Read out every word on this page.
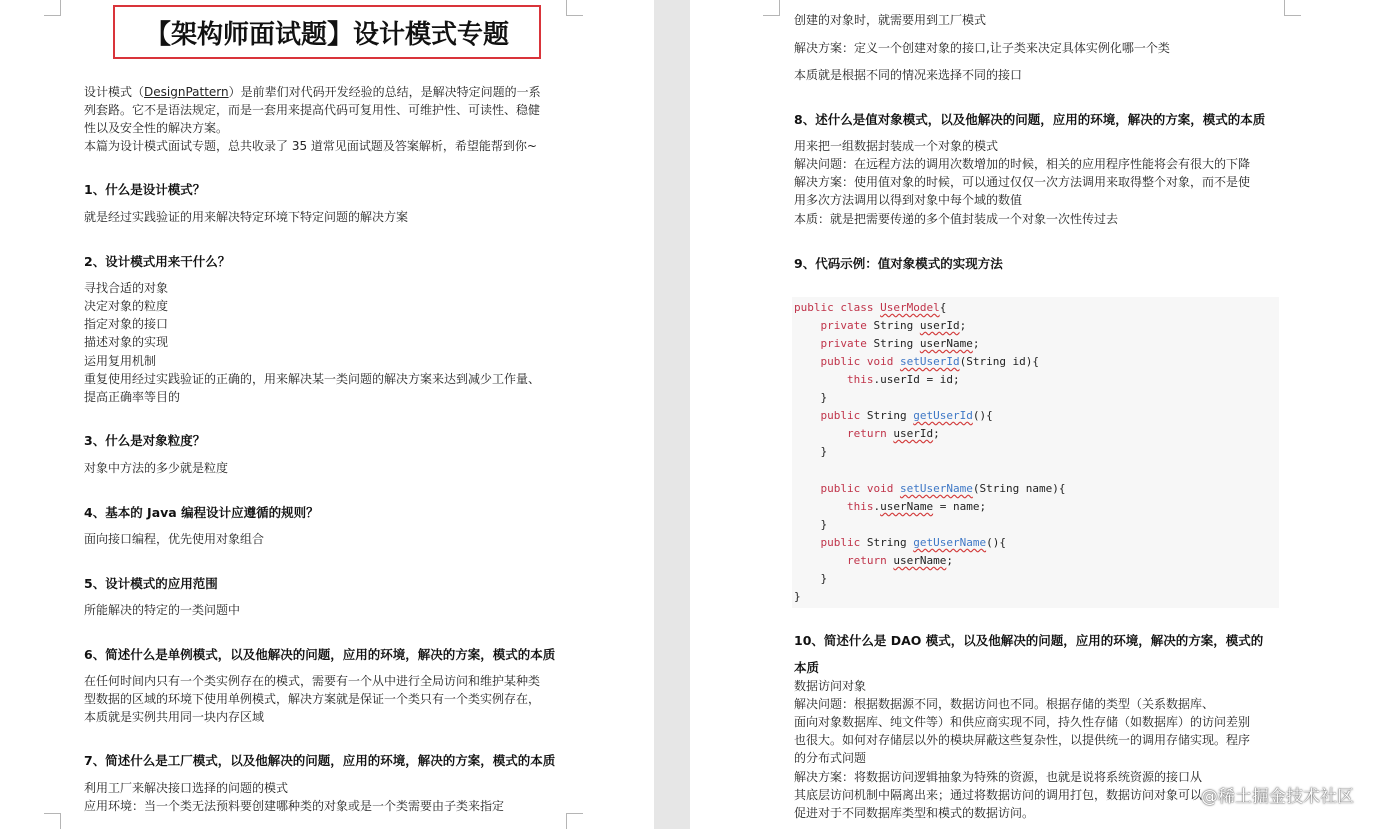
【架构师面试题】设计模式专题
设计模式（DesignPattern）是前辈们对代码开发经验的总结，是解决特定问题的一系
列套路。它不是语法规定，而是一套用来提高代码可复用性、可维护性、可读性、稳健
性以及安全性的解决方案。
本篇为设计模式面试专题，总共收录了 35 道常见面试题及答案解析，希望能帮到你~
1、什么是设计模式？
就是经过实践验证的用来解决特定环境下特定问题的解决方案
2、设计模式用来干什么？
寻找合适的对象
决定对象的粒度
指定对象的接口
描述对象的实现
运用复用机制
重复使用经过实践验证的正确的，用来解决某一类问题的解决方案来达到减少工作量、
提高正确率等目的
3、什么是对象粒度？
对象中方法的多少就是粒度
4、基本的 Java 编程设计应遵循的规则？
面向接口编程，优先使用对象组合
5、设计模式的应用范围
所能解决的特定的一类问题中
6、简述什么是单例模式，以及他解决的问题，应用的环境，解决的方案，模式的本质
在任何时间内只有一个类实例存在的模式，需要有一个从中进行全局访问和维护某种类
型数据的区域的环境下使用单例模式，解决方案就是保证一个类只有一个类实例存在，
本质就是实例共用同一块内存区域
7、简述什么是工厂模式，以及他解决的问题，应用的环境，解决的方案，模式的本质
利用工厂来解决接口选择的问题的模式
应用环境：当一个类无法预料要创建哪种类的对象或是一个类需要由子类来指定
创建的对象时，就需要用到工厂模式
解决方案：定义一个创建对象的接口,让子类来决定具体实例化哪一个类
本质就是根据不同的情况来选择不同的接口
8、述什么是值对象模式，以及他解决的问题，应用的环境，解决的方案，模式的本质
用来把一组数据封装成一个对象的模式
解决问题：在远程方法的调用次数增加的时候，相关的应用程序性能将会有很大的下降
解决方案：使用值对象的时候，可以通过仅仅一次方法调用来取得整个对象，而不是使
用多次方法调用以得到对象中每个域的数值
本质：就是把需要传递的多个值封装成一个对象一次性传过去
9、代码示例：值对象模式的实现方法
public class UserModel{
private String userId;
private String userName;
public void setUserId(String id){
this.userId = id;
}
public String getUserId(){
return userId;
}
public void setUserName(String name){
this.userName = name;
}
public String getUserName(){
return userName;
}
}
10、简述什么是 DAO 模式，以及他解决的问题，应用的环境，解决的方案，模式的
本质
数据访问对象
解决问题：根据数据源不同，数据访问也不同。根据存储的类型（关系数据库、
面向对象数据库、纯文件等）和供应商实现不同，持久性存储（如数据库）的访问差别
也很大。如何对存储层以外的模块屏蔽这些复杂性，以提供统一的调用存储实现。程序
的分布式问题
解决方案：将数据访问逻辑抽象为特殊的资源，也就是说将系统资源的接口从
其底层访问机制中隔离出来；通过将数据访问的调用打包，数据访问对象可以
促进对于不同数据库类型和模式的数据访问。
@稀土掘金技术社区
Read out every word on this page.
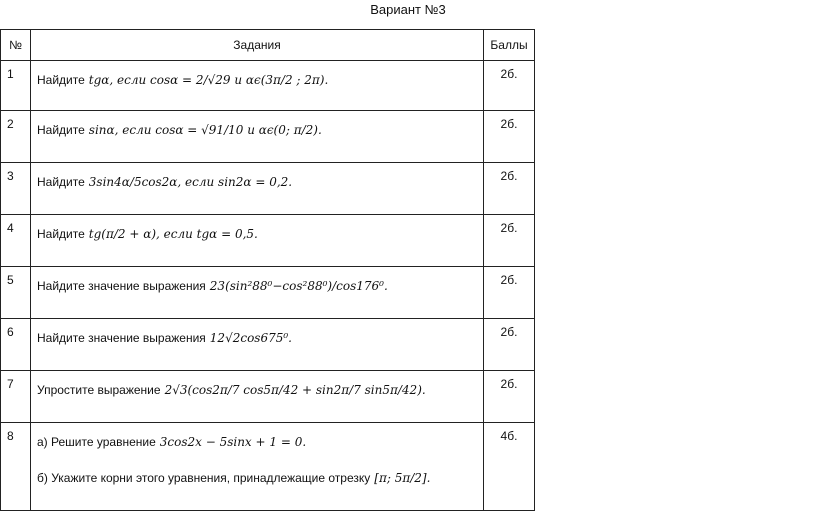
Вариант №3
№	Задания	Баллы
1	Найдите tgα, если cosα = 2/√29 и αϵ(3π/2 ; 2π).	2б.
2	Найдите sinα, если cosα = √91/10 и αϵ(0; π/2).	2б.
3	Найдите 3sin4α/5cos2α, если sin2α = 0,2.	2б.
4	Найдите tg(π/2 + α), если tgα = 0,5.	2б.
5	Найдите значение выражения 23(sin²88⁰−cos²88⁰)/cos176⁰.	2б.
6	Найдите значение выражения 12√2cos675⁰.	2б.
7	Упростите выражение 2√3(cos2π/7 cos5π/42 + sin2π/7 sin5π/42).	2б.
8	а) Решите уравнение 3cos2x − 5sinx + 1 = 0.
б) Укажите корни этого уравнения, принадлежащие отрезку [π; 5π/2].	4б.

- **Aim**: Copy each line above precisely, dropping the pictures.

- **Answer to this exercise**:
Read out every word on this page.
【架构师面试题】设计模式专题
设计模式（DesignPattern）是前辈们对代码开发经验的总结，是解决特定问题的一系
列套路。它不是语法规定，而是一套用来提高代码可复用性、可维护性、可读性、稳健
性以及安全性的解决方案。
本篇为设计模式面试专题，总共收录了 35 道常见面试题及答案解析，希望能帮到你~
1、什么是设计模式？
就是经过实践验证的用来解决特定环境下特定问题的解决方案
2、设计模式用来干什么？
寻找合适的对象
决定对象的粒度
指定对象的接口
描述对象的实现
运用复用机制
重复使用经过实践验证的正确的，用来解决某一类问题的解决方案来达到减少工作量、
提高正确率等目的
3、什么是对象粒度？
对象中方法的多少就是粒度
4、基本的 Java 编程设计应遵循的规则？
面向接口编程，优先使用对象组合
5、设计模式的应用范围
所能解决的特定的一类问题中
6、简述什么是单例模式，以及他解决的问题，应用的环境，解决的方案，模式的本质
在任何时间内只有一个类实例存在的模式，需要有一个从中进行全局访问和维护某种类
型数据的区域的环境下使用单例模式，解决方案就是保证一个类只有一个类实例存在，
本质就是实例共用同一块内存区域
7、简述什么是工厂模式，以及他解决的问题，应用的环境，解决的方案，模式的本质
利用工厂来解决接口选择的问题的模式
应用环境：当一个类无法预料要创建哪种类的对象或是一个类需要由子类来指定
创建的对象时，就需要用到工厂模式
解决方案：定义一个创建对象的接口,让子类来决定具体实例化哪一个类
本质就是根据不同的情况来选择不同的接口
8、述什么是值对象模式，以及他解决的问题，应用的环境，解决的方案，模式的本质
用来把一组数据封装成一个对象的模式
解决问题：在远程方法的调用次数增加的时候，相关的应用程序性能将会有很大的下降
解决方案：使用值对象的时候，可以通过仅仅一次方法调用来取得整个对象，而不是使
用多次方法调用以得到对象中每个域的数值
本质：就是把需要传递的多个值封装成一个对象一次性传过去
9、代码示例：值对象模式的实现方法
public class UserModel{
private String userId;
private String userName;
public void setUserId(String id){
this.userId = id;
}
public String getUserId(){
return userId;
}
public void setUserName(String name){
this.userName = name;
}
public String getUserName(){
return userName;
}
}
10、简述什么是 DAO 模式，以及他解决的问题，应用的环境，解决的方案，模式的
本质
数据访问对象
解决问题：根据数据源不同，数据访问也不同。根据存储的类型（关系数据库、
面向对象数据库、纯文件等）和供应商实现不同，持久性存储（如数据库）的访问差别
也很大。如何对存储层以外的模块屏蔽这些复杂性，以提供统一的调用存储实现。程序
的分布式问题
解决方案：将数据访问逻辑抽象为特殊的资源，也就是说将系统资源的接口从
其底层访问机制中隔离出来；通过将数据访问的调用打包，数据访问对象可以
促进对于不同数据库类型和模式的数据访问。
@稀土掘金技术社区
Read out every word on this page.
Вариант №3
№	Задания	Баллы
1	Найдите tgα, если cosα = 2/√29 и αϵ(3π/2 ; 2π).	2б.
2	Найдите sinα, если cosα = √91/10 и αϵ(0; π/2).	2б.
3	Найдите 3sin4α/5cos2α, если sin2α = 0,2.	2б.
4	Найдите tg(π/2 + α), если tgα = 0,5.	2б.
5	Найдите значение выражения 23(sin²88⁰−cos²88⁰)/cos176⁰.	2б.
6	Найдите значение выражения 12√2cos675⁰.	2б.
7	Упростите выражение 2√3(cos2π/7 cos5π/42 + sin2π/7 sin5π/42).	2б.
8	а) Решите уравнение 3cos2x − 5sinx + 1 = 0.
б) Укажите корни этого уравнения, принадлежащие отрезку [π; 5π/2].	4б.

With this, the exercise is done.